#### THE TASK
Copy out each line that includes the word "resort".

BEGIN SUPPLIED DATA

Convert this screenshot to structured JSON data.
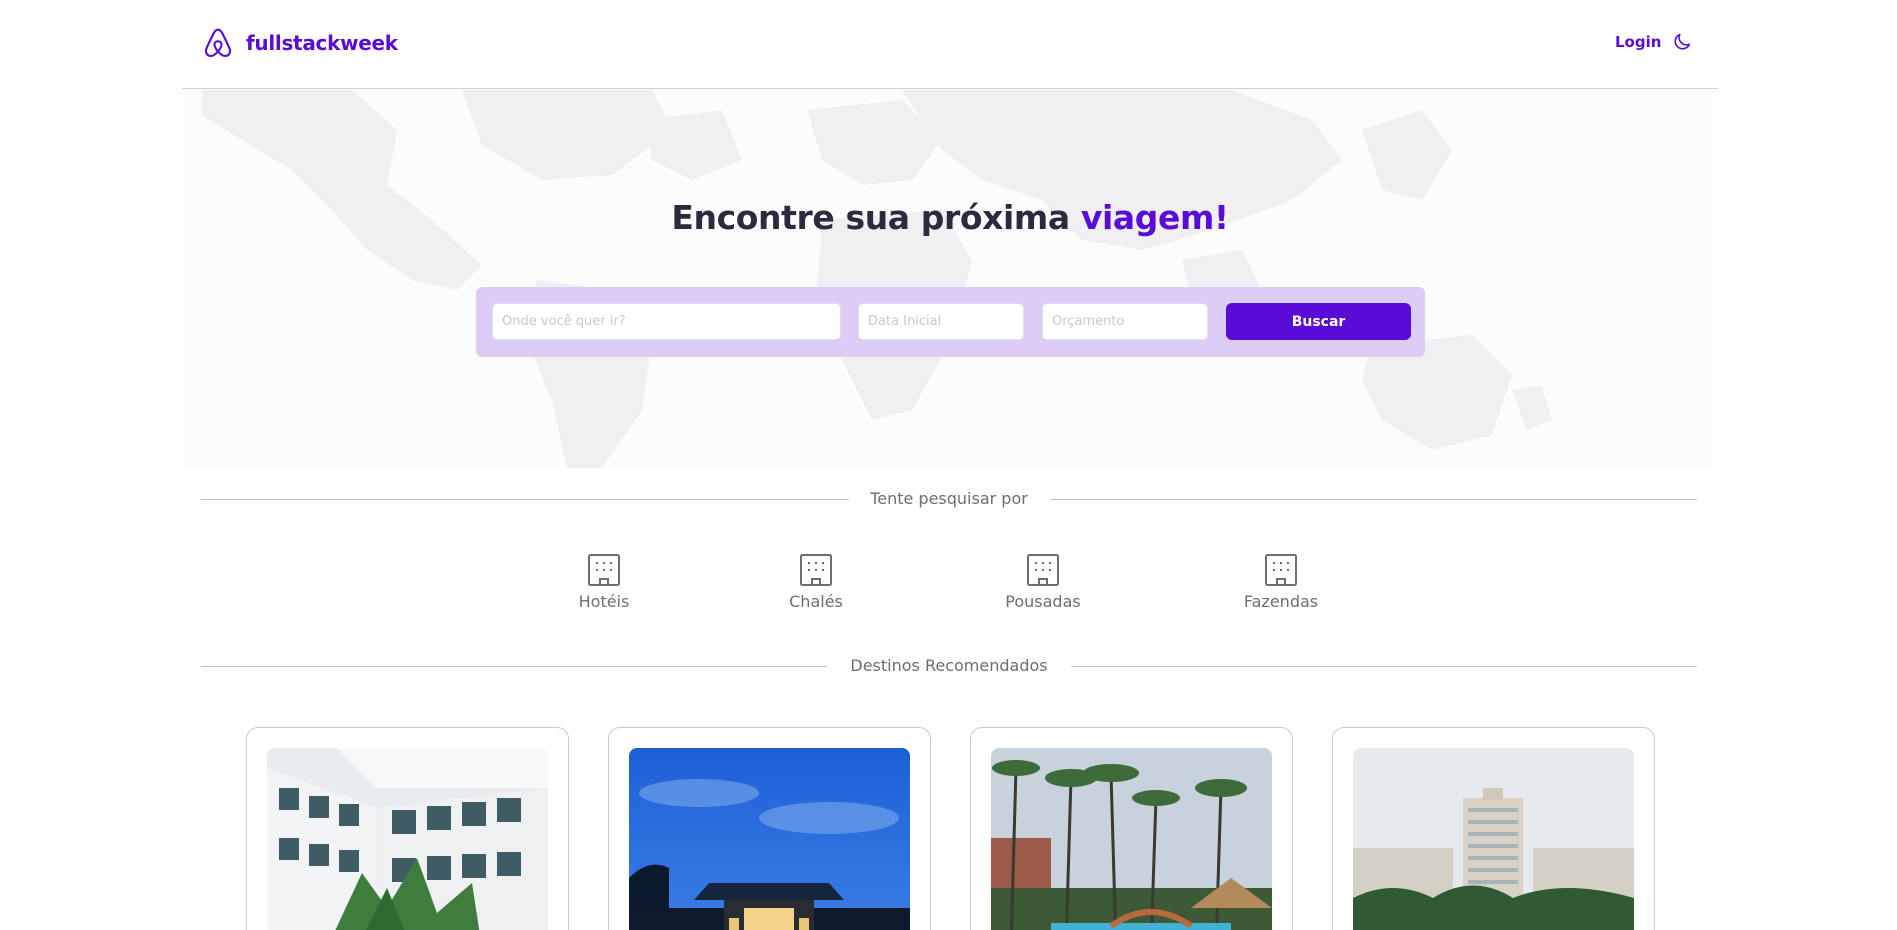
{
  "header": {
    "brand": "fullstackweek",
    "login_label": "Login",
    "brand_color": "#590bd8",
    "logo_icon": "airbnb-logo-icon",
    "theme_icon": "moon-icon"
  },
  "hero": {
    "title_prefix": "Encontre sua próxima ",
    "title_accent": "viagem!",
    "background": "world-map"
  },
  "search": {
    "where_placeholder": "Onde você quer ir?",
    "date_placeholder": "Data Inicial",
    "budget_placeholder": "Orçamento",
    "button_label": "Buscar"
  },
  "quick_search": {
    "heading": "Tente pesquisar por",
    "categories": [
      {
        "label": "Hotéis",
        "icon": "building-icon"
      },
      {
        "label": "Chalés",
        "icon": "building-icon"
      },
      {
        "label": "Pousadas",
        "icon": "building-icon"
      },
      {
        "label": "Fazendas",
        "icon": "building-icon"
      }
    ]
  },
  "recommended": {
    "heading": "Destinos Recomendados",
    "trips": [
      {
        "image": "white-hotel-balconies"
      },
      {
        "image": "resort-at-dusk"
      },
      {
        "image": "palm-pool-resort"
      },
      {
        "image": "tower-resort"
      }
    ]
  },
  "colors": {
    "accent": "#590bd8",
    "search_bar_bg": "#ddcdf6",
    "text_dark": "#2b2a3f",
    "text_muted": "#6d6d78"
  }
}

END SUPPLIED DATA

#### ANSWER TO THIS TASK
        "image": "resort-at-dusk"
        "image": "palm-pool-resort"
        "image": "tower-resort"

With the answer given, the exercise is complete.